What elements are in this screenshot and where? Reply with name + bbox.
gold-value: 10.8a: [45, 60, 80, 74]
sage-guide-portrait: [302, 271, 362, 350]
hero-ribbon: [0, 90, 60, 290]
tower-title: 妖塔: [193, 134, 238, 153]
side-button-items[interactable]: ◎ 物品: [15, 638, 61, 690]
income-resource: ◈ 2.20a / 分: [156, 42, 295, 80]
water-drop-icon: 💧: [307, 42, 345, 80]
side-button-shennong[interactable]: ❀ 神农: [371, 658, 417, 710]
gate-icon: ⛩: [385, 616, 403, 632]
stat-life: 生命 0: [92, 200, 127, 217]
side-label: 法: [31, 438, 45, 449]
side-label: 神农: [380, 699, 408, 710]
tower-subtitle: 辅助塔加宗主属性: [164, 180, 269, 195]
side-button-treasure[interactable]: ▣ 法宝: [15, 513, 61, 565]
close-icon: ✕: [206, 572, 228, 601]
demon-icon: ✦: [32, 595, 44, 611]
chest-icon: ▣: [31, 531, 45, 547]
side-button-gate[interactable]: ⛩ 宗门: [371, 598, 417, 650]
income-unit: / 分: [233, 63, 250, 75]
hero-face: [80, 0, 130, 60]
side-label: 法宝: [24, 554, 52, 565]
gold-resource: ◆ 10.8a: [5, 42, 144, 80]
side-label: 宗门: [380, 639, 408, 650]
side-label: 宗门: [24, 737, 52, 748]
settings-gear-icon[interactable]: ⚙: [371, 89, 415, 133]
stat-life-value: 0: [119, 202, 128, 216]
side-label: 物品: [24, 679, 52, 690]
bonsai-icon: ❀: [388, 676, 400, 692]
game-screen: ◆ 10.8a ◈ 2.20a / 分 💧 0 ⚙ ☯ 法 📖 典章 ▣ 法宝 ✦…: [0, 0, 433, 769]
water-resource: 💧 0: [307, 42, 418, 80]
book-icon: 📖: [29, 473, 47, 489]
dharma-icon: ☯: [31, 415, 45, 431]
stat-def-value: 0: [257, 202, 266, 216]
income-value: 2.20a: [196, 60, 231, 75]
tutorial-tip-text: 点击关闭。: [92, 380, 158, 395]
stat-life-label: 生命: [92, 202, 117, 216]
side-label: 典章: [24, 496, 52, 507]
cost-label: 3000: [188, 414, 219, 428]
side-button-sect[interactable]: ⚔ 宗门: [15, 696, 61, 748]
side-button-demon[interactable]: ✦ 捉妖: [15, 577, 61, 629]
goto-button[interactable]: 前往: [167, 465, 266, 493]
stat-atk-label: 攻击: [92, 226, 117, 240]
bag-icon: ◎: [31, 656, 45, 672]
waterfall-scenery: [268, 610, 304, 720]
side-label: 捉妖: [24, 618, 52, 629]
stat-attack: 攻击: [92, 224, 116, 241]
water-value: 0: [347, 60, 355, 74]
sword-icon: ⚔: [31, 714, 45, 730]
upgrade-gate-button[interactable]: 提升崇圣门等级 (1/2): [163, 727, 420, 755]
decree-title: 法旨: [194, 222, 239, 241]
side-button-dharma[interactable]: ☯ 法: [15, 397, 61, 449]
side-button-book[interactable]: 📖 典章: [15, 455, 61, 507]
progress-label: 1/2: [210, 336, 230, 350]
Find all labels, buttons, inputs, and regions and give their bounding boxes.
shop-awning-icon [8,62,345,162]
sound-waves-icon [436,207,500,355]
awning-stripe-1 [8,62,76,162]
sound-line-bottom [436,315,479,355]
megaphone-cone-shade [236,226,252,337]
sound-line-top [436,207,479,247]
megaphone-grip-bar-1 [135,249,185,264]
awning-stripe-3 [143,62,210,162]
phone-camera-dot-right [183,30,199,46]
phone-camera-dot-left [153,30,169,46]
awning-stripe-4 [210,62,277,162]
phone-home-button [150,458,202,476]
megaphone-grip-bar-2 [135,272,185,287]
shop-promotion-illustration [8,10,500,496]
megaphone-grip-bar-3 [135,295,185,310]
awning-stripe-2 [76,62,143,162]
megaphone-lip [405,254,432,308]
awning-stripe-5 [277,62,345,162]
···
▶ [SHORT PROBLEM]:
Reproduce the entire listing above line for line, leaving every character unchanged.

▶ [TASK ANSWER]:
What elements are in this screenshot and where? Reply with name + bbox.
gold-value: 10.8a: [45, 60, 80, 74]
sage-guide-portrait: [302, 271, 362, 350]
hero-ribbon: [0, 90, 60, 290]
tower-title: 妖塔: [193, 134, 238, 153]
side-button-items[interactable]: ◎ 物品: [15, 638, 61, 690]
income-resource: ◈ 2.20a / 分: [156, 42, 295, 80]
water-drop-icon: 💧: [307, 42, 345, 80]
side-button-shennong[interactable]: ❀ 神农: [371, 658, 417, 710]
gate-icon: ⛩: [385, 616, 403, 632]
stat-life: 生命 0: [92, 200, 127, 217]
side-label: 法: [31, 438, 45, 449]
side-label: 神农: [380, 699, 408, 710]
tower-subtitle: 辅助塔加宗主属性: [164, 180, 269, 195]
side-button-treasure[interactable]: ▣ 法宝: [15, 513, 61, 565]
close-icon: ✕: [206, 572, 228, 601]
demon-icon: ✦: [32, 595, 44, 611]
chest-icon: ▣: [31, 531, 45, 547]
side-button-gate[interactable]: ⛩ 宗门: [371, 598, 417, 650]
income-unit: / 分: [233, 63, 250, 75]
hero-face: [80, 0, 130, 60]
side-label: 法宝: [24, 554, 52, 565]
gold-resource: ◆ 10.8a: [5, 42, 144, 80]
side-label: 宗门: [380, 639, 408, 650]
side-label: 宗门: [24, 737, 52, 748]
settings-gear-icon[interactable]: ⚙: [371, 89, 415, 133]
stat-life-value: 0: [119, 202, 128, 216]
side-label: 物品: [24, 679, 52, 690]
bonsai-icon: ❀: [388, 676, 400, 692]
game-screen: ◆ 10.8a ◈ 2.20a / 分 💧 0 ⚙ ☯ 法 📖 典章 ▣ 法宝 ✦…: [0, 0, 433, 769]
water-resource: 💧 0: [307, 42, 418, 80]
book-icon: 📖: [29, 473, 47, 489]
dharma-icon: ☯: [31, 415, 45, 431]
stat-def-value: 0: [257, 202, 266, 216]
income-value: 2.20a: [196, 60, 231, 75]
tutorial-tip-text: 点击关闭。: [92, 380, 158, 395]
stat-life-label: 生命: [92, 202, 117, 216]
side-label: 典章: [24, 496, 52, 507]
cost-label: 3000: [188, 414, 219, 428]
side-button-sect[interactable]: ⚔ 宗门: [15, 696, 61, 748]
side-button-demon[interactable]: ✦ 捉妖: [15, 577, 61, 629]
goto-button[interactable]: 前往: [167, 465, 266, 493]
stat-atk-label: 攻击: [92, 226, 117, 240]
bag-icon: ◎: [31, 656, 45, 672]
waterfall-scenery: [268, 610, 304, 720]
side-label: 捉妖: [24, 618, 52, 629]
stat-attack: 攻击: [92, 224, 116, 241]
water-value: 0: [347, 60, 355, 74]
sword-icon: ⚔: [31, 714, 45, 730]
upgrade-gate-button[interactable]: 提升崇圣门等级 (1/2): [163, 727, 420, 755]
decree-title: 法旨: [194, 222, 239, 241]
side-button-dharma[interactable]: ☯ 法: [15, 397, 61, 449]
side-button-book[interactable]: 📖 典章: [15, 455, 61, 507]
progress-label: 1/2: [210, 336, 230, 350]
Find all labels, buttons, inputs, and regions and give their bounding boxes.
shop-awning-icon [8,62,345,162]
sound-waves-icon [436,207,500,355]
awning-stripe-1 [8,62,76,162]
sound-line-bottom [436,315,479,355]
megaphone-cone-shade [236,226,252,337]
sound-line-top [436,207,479,247]
megaphone-grip-bar-1 [135,249,185,264]
awning-stripe-3 [143,62,210,162]
phone-camera-dot-right [183,30,199,46]
phone-camera-dot-left [153,30,169,46]
awning-stripe-4 [210,62,277,162]
phone-home-button [150,458,202,476]
megaphone-grip-bar-2 [135,272,185,287]
shop-promotion-illustration [8,10,500,496]
megaphone-grip-bar-3 [135,295,185,310]
awning-stripe-2 [76,62,143,162]
megaphone-lip [405,254,432,308]
awning-stripe-5 [277,62,345,162]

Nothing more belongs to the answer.